WHAT TO DO:
When a line below contains the word "became", copy that line.

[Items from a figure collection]
☆ ☆ ☆ ☆ ☆
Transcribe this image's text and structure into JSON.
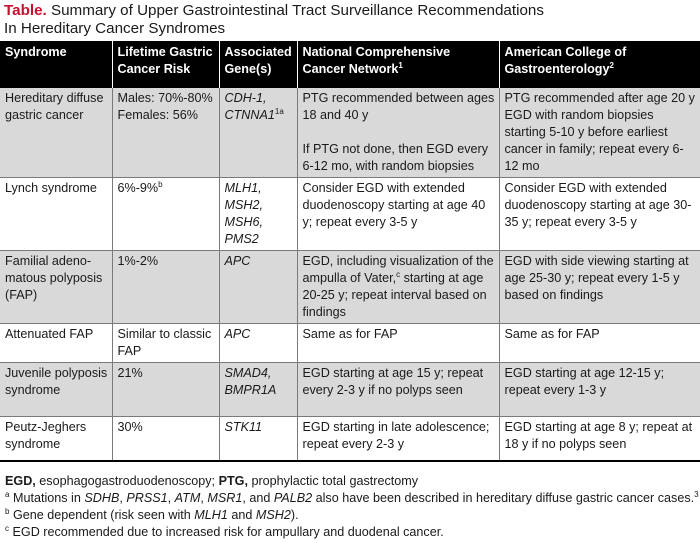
{
  "caption": {
    "label": "Table.",
    "title_line1": " Summary of Upper Gastrointestinal Tract Surveillance Recommendations",
    "title_line2": "In Hereditary Cancer Syndromes"
  },
  "headers": {
    "syndrome": "Syndrome",
    "risk": "Lifetime Gastric Cancer Risk",
    "genes": "Associated Gene(s)",
    "nccn": "National Comprehensive Cancer Network",
    "nccn_sup": "1",
    "acg": "American College of Gastroenterology",
    "acg_sup": "2"
  },
  "rows": [
    {
      "syndrome": "Hereditary diffuse gastric cancer",
      "risk": [
        "Males: 70%-80%",
        "Females: 56%"
      ],
      "genes": [
        "CDH-1,",
        "CTNNA1"
      ],
      "gene_sup": "1a",
      "nccn_p1": "PTG recommended between ages 18 and 40 y",
      "nccn_p2": "If PTG not done, then EGD every 6-12 mo, with random biopsies",
      "acg": "PTG recommended after age 20 y EGD with random biopsies starting 5-10 y before earliest cancer in family; repeat every 6-12 mo"
    },
    {
      "syndrome": "Lynch syndrome",
      "risk": "6%-9%",
      "risk_sup": "b",
      "genes": [
        "MLH1,",
        "MSH2,",
        "MSH6,",
        "PMS2"
      ],
      "nccn": "Consider EGD with extended duodenoscopy starting at age 40 y; repeat every 3-5 y",
      "acg": "Consider EGD with extended duodenoscopy starting at age 30-35 y; repeat every 3-5 y"
    },
    {
      "syndrome": "Familial adeno-matous polyposis (FAP)",
      "risk": "1%-2%",
      "genes": "APC",
      "nccn_a": "EGD, including visualization of the ampulla of Vater,",
      "nccn_sup": "c",
      "nccn_b": " starting at age 20-25 y; repeat interval based on findings",
      "acg": "EGD with side viewing starting at age 25-30 y; repeat every 1-5 y based on findings"
    },
    {
      "syndrome": "Attenuated FAP",
      "risk": "Similar to classic FAP",
      "genes": "APC",
      "nccn": "Same as for FAP",
      "acg": "Same as for FAP"
    },
    {
      "syndrome": "Juvenile polyposis syndrome",
      "risk": "21%",
      "genes": [
        "SMAD4,",
        "BMPR1A"
      ],
      "nccn": "EGD starting at age 15 y; repeat every 2-3 y if no polyps seen",
      "acg": "EGD starting at age 12-15 y; repeat every 1-3 y"
    },
    {
      "syndrome": "Peutz-Jeghers syndrome",
      "risk": "30%",
      "genes": "STK11",
      "nccn": "EGD starting in late adolescence; repeat every 2-3 y",
      "acg": "EGD starting at age 8 y; repeat at 18 y if no polyps seen"
    }
  ],
  "footnotes": {
    "abbr": {
      "egd_term": "EGD,",
      "egd_def": " esophagogastroduodenoscopy; ",
      "ptg_term": "PTG,",
      "ptg_def": " prophylactic total gastrectomy"
    },
    "a": {
      "mark": "a",
      "t1": " Mutations in ",
      "g1": "SDHB",
      "t2": ", ",
      "g2": "PRSS1",
      "t3": ", ",
      "g3": "ATM",
      "t4": ", ",
      "g4": "MSR1",
      "t5": ", and ",
      "g5": "PALB2",
      "t6": " also have been described in hereditary diffuse gastric cancer cases.",
      "ref": "3"
    },
    "b": {
      "mark": "b",
      "t1": " Gene dependent (risk seen with ",
      "g1": "MLH1",
      "t2": " and ",
      "g2": "MSH2",
      "t3": ")."
    },
    "c": {
      "mark": "c",
      "t1": " EGD recommended due to increased risk for ampullary and duodenal cancer."
    }
  }
}
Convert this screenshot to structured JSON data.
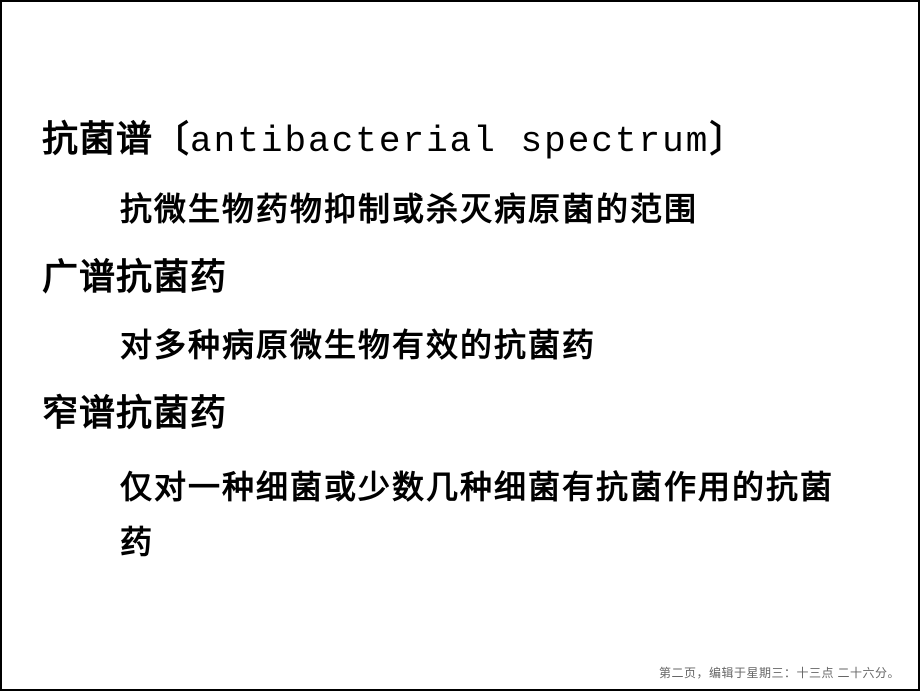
{
  "slide": {
    "term1_cn": "抗菌谱",
    "term1_bracket_open": "〔",
    "term1_en": "antibacterial spectrum",
    "term1_bracket_close": "〕",
    "def1": "抗微生物药物抑制或杀灭病原菌的范围",
    "term2": "广谱抗菌药",
    "def2": "对多种病原微生物有效的抗菌药",
    "term3": "窄谱抗菌药",
    "def3": "仅对一种细菌或少数几种细菌有抗菌作用的抗菌药",
    "marker": "▪",
    "footer": "第二页，编辑于星期三：十三点 二十六分。"
  },
  "style": {
    "background_color": "#ffffff",
    "text_color": "#000000",
    "footer_color": "#666666",
    "term_fontsize": 36,
    "def_fontsize": 32,
    "footer_fontsize": 12,
    "slide_width": 920,
    "slide_height": 691,
    "border_color": "#000000",
    "border_width": 2
  }
}
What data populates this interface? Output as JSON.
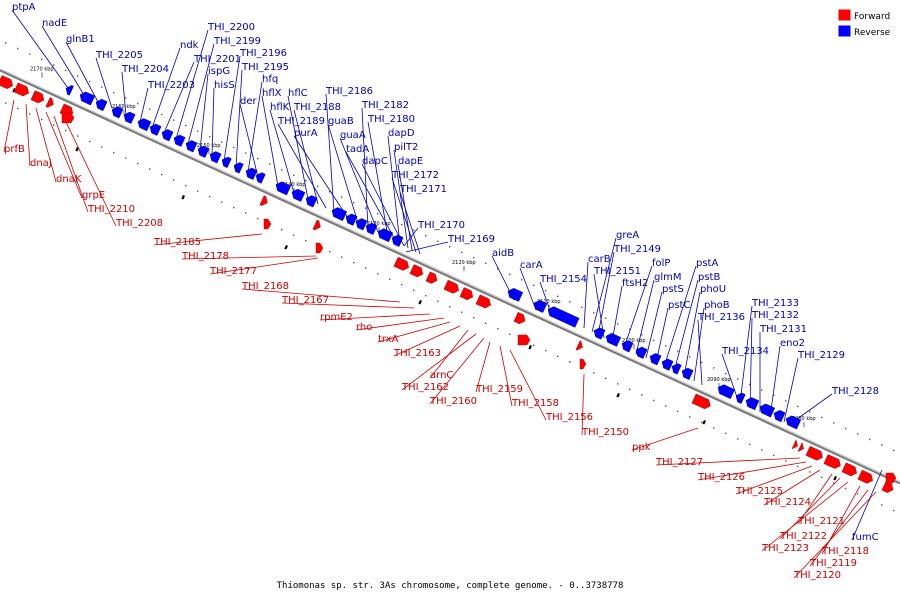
{
  "caption": "Thiomonas sp. str. 3As chromosome, complete genome. - 0..3738778",
  "legend": {
    "forward": {
      "label": "Forward",
      "color": "#ff0000"
    },
    "reverse": {
      "label": "Reverse",
      "color": "#0000ff"
    }
  },
  "colors": {
    "forward_label": "#cc0000",
    "reverse_label": "#0000bb",
    "backbone": "#888888"
  },
  "ticks": [
    "2170 kbp",
    "2160 kbp",
    "2150 kbp",
    "2140 kbp",
    "2130 kbp",
    "2120 kbp",
    "2110 kbp",
    "2100 kbp",
    "2090 kbp",
    "2080 kbp"
  ],
  "reverse_genes": [
    "ptpA",
    "nadE",
    "glnB1",
    "THI_2205",
    "THI_2204",
    "THI_2203",
    "ndk",
    "THI_2201",
    "THI_2200",
    "THI_2199",
    "ispG",
    "hisS",
    "THI_2196",
    "THI_2195",
    "hfq",
    "der",
    "hflX",
    "hflK",
    "hflC",
    "THI_2188",
    "THI_2189",
    "THI_2186",
    "purA",
    "guaB",
    "THI_2182",
    "guaA",
    "THI_2180",
    "tadA",
    "dapD",
    "dapC",
    "pilT2",
    "dapE",
    "THI_2172",
    "THI_2171",
    "THI_2170",
    "THI_2169",
    "aidB",
    "carA",
    "THI_2154",
    "carB",
    "greA",
    "THI_2149",
    "THI_2151",
    "ftsH2",
    "folP",
    "glmM",
    "pstS",
    "pstC",
    "pstA",
    "pstB",
    "phoU",
    "phoB",
    "THI_2136",
    "THI_2133",
    "THI_2132",
    "THI_2131",
    "eno2",
    "THI_2134",
    "THI_2129",
    "THI_2128",
    "fumC"
  ],
  "forward_genes": [
    "prfB",
    "dnaJ",
    "dnaK",
    "grpE",
    "THI_2210",
    "THI_2208",
    "THI_2185",
    "THI_2178",
    "THI_2177",
    "THI_2168",
    "THI_2167",
    "rpmE2",
    "rho",
    "trxA",
    "THI_2163",
    "arnC",
    "THI_2162",
    "THI_2160",
    "THI_2159",
    "THI_2158",
    "THI_2156",
    "THI_2150",
    "ppk",
    "THI_2127",
    "THI_2126",
    "THI_2125",
    "THI_2124",
    "THI_2121",
    "THI_2122",
    "THI_2123",
    "THI_2118",
    "THI_2119",
    "THI_2120"
  ]
}
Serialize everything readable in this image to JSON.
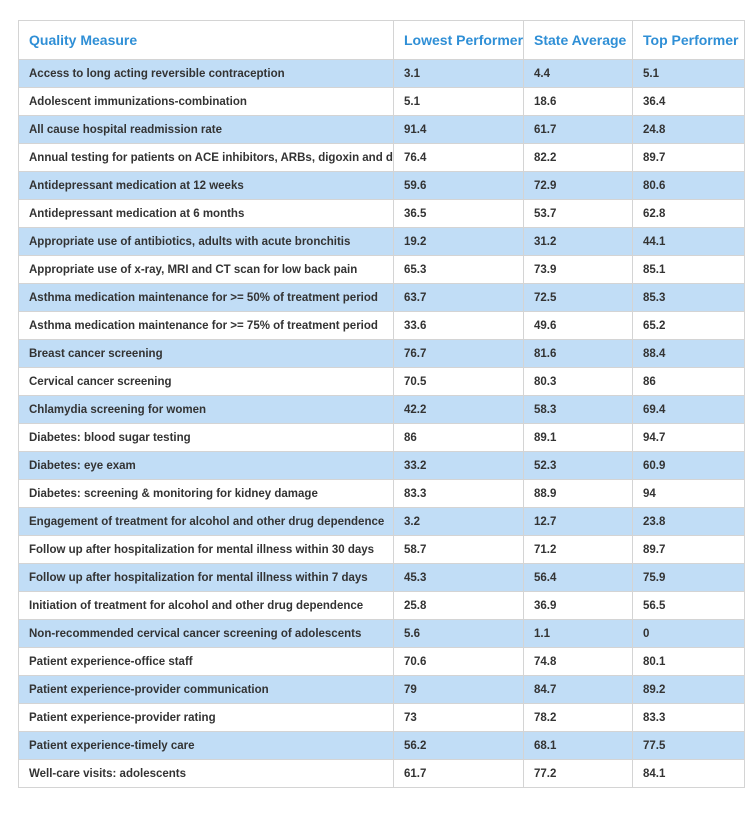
{
  "table": {
    "headers": [
      "Quality Measure",
      "Lowest Performer",
      "State Average",
      "Top Performer"
    ],
    "rows": [
      [
        "Access to long acting reversible contraception",
        "3.1",
        "4.4",
        "5.1"
      ],
      [
        "Adolescent immunizations-combination",
        "5.1",
        "18.6",
        "36.4"
      ],
      [
        "All cause hospital readmission rate",
        "91.4",
        "61.7",
        "24.8"
      ],
      [
        "Annual testing for patients on ACE inhibitors, ARBs, digoxin and diuretics",
        "76.4",
        "82.2",
        "89.7"
      ],
      [
        "Antidepressant medication at 12 weeks",
        "59.6",
        "72.9",
        "80.6"
      ],
      [
        "Antidepressant medication at 6 months",
        "36.5",
        "53.7",
        "62.8"
      ],
      [
        "Appropriate use of antibiotics, adults with acute bronchitis",
        "19.2",
        "31.2",
        "44.1"
      ],
      [
        "Appropriate use of x-ray, MRI and CT scan for low back pain",
        "65.3",
        "73.9",
        "85.1"
      ],
      [
        "Asthma medication maintenance for >= 50% of treatment period",
        "63.7",
        "72.5",
        "85.3"
      ],
      [
        "Asthma medication maintenance for >= 75% of treatment period",
        "33.6",
        "49.6",
        "65.2"
      ],
      [
        "Breast cancer screening",
        "76.7",
        "81.6",
        "88.4"
      ],
      [
        "Cervical cancer screening",
        "70.5",
        "80.3",
        "86"
      ],
      [
        "Chlamydia screening for women",
        "42.2",
        "58.3",
        "69.4"
      ],
      [
        "Diabetes: blood sugar testing",
        "86",
        "89.1",
        "94.7"
      ],
      [
        "Diabetes: eye exam",
        "33.2",
        "52.3",
        "60.9"
      ],
      [
        "Diabetes: screening & monitoring for kidney damage",
        "83.3",
        "88.9",
        "94"
      ],
      [
        "Engagement of treatment for alcohol and other drug dependence",
        "3.2",
        "12.7",
        "23.8"
      ],
      [
        "Follow up after hospitalization for mental illness within 30 days",
        "58.7",
        "71.2",
        "89.7"
      ],
      [
        "Follow up after hospitalization for mental illness within 7 days",
        "45.3",
        "56.4",
        "75.9"
      ],
      [
        "Initiation of treatment for alcohol and other drug dependence",
        "25.8",
        "36.9",
        "56.5"
      ],
      [
        "Non-recommended cervical cancer screening of adolescents",
        "5.6",
        "1.1",
        "0"
      ],
      [
        "Patient experience-office staff",
        "70.6",
        "74.8",
        "80.1"
      ],
      [
        "Patient experience-provider communication",
        "79",
        "84.7",
        "89.2"
      ],
      [
        "Patient experience-provider rating",
        "73",
        "78.2",
        "83.3"
      ],
      [
        "Patient experience-timely care",
        "56.2",
        "68.1",
        "77.5"
      ],
      [
        "Well-care visits: adolescents",
        "61.7",
        "77.2",
        "84.1"
      ]
    ]
  },
  "colors": {
    "header_text": "#2f8fd6",
    "row_stripe": "#c1ddf6",
    "border": "#d4d4d4",
    "body_text": "#333333"
  }
}
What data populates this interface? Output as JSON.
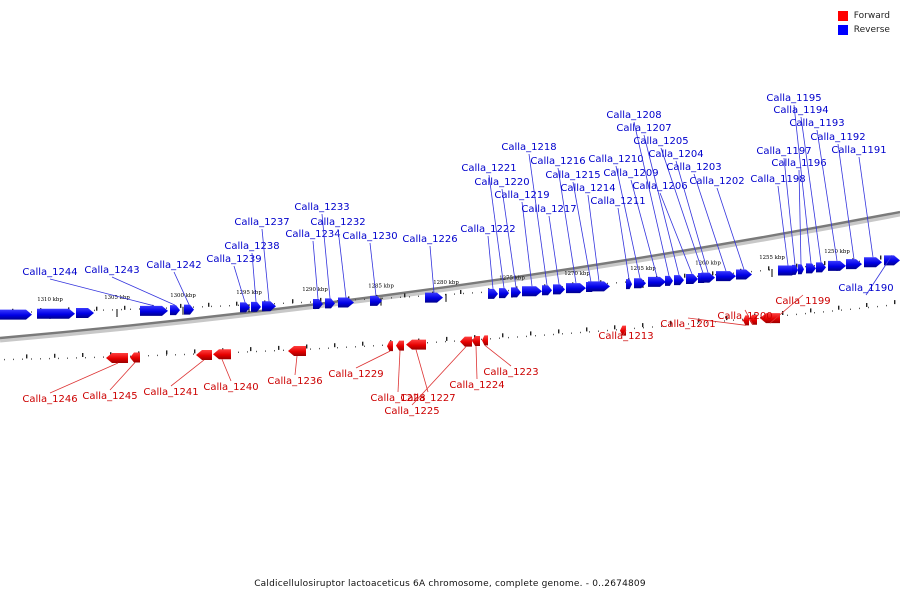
{
  "legend": [
    {
      "label": "Forward",
      "color": "#ff0000"
    },
    {
      "label": "Reverse",
      "color": "#0000ff"
    }
  ],
  "caption": "Caldicellulosiruptor lactoaceticus 6A chromosome, complete genome. - 0..2674809",
  "ticks": [
    "1310 kbp",
    "1305 kbp",
    "1300 kbp",
    "1295 kbp",
    "1290 kbp",
    "1285 kbp",
    "1280 kbp",
    "1275 kbp",
    "1270 kbp",
    "1265 kbp",
    "1260 kbp",
    "1255 kbp",
    "1250 kbp"
  ],
  "reverse_genes": [
    "Calla_1244",
    "Calla_1243",
    "Calla_1242",
    "Calla_1239",
    "Calla_1238",
    "Calla_1237",
    "Calla_1234",
    "Calla_1233",
    "Calla_1232",
    "Calla_1230",
    "Calla_1226",
    "Calla_1222",
    "Calla_1221",
    "Calla_1220",
    "Calla_1219",
    "Calla_1218",
    "Calla_1217",
    "Calla_1216",
    "Calla_1215",
    "Calla_1214",
    "Calla_1211",
    "Calla_1210",
    "Calla_1209",
    "Calla_1208",
    "Calla_1207",
    "Calla_1206",
    "Calla_1205",
    "Calla_1204",
    "Calla_1203",
    "Calla_1202",
    "Calla_1198",
    "Calla_1197",
    "Calla_1196",
    "Calla_1195",
    "Calla_1194",
    "Calla_1193",
    "Calla_1192",
    "Calla_1191",
    "Calla_1190"
  ],
  "forward_genes": [
    "Calla_1246",
    "Calla_1245",
    "Calla_1241",
    "Calla_1240",
    "Calla_1236",
    "Calla_1229",
    "Calla_1228",
    "Calla_1227",
    "Calla_1225",
    "Calla_1224",
    "Calla_1223",
    "Calla_1213",
    "Calla_1201",
    "Calla_1200",
    "Calla_1199"
  ]
}
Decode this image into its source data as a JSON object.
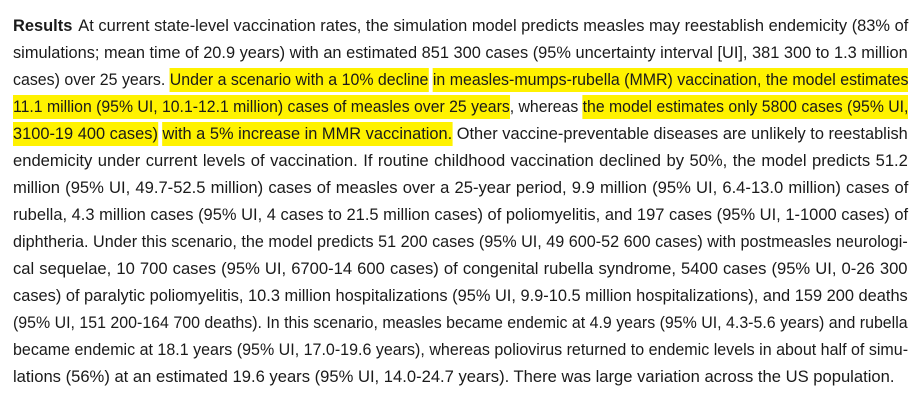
{
  "abstract": {
    "heading": "Results",
    "highlight_color": "#fff200",
    "lines": [
      [
        {
          "text": "At current state-level vaccination rates, the simulation model predicts measles may reestablish endemicity (83% of"
        }
      ],
      [
        {
          "text": "simulations; mean time of 20.9 years) with an estimated 851 300 cases (95% uncertainty interval [UI], 381 300 to 1.3 million"
        }
      ],
      [
        {
          "text": "cases) over 25 years. "
        },
        {
          "text": "Under a scenario with a 10% decline",
          "hl": true
        },
        {
          "text": " "
        },
        {
          "text": "in measles-mumps-rubella (MMR) vaccination, the model estimates",
          "hl": true
        }
      ],
      [
        {
          "text": "11.1 million (95% UI, 10.1-12.1 million) cases of measles over 25 years",
          "hl": true
        },
        {
          "text": ", whereas "
        },
        {
          "text": "the model estimates only 5800 cases (95% UI,",
          "hl": true
        }
      ],
      [
        {
          "text": "3100-19 400 cases)",
          "hl": true
        },
        {
          "text": " "
        },
        {
          "text": "with a 5% increase in MMR vaccination.",
          "hl": true
        },
        {
          "text": " Other vaccine-preventable diseases are unlikely to reestablish"
        }
      ],
      [
        {
          "text": "endemicity under current levels of vaccination. If routine childhood vaccination declined by 50%, the model predicts 51.2"
        }
      ],
      [
        {
          "text": "million (95% UI, 49.7-52.5 million) cases of measles over a 25-year period, 9.9 million (95% UI, 6.4-13.0 million) cases of"
        }
      ],
      [
        {
          "text": "rubella, 4.3 million cases (95% UI, 4 cases to 21.5 million cases) of poliomyelitis, and 197 cases (95% UI, 1-1000 cases) of"
        }
      ],
      [
        {
          "text": "diphtheria. Under this scenario, the model predicts 51 200 cases (95% UI, 49 600-52 600 cases) with postmeasles neurologi-"
        }
      ],
      [
        {
          "text": "cal sequelae, 10 700 cases (95% UI, 6700-14 600 cases) of congenital rubella syndrome, 5400 cases (95% UI, 0-26 300"
        }
      ],
      [
        {
          "text": "cases) of paralytic poliomyelitis, 10.3 million hospitalizations (95% UI, 9.9-10.5 million hospitalizations), and 159 200 deaths"
        }
      ],
      [
        {
          "text": "(95% UI, 151 200-164 700 deaths). In this scenario, measles became endemic at 4.9 years (95% UI, 4.3-5.6 years) and rubella"
        }
      ],
      [
        {
          "text": "became endemic at 18.1 years (95% UI, 17.0-19.6 years), whereas poliovirus returned to endemic levels in about half of simu-"
        }
      ],
      [
        {
          "text": "lations (56%) at an estimated 19.6 years (95% UI, 14.0-24.7 years). There was large variation across the US population."
        }
      ]
    ]
  }
}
☆ ☆ ☆ ☆ ☆
REPLY:
          "text": "(95% UI, 151 200-164 700 deaths). In this scenario, measles became endemic at 4.9 years (95% UI, 4.3-5.6 years) and rubella"
          "text": "became endemic at 18.1 years (95% UI, 17.0-19.6 years), whereas poliovirus returned to endemic levels in about half of simu-"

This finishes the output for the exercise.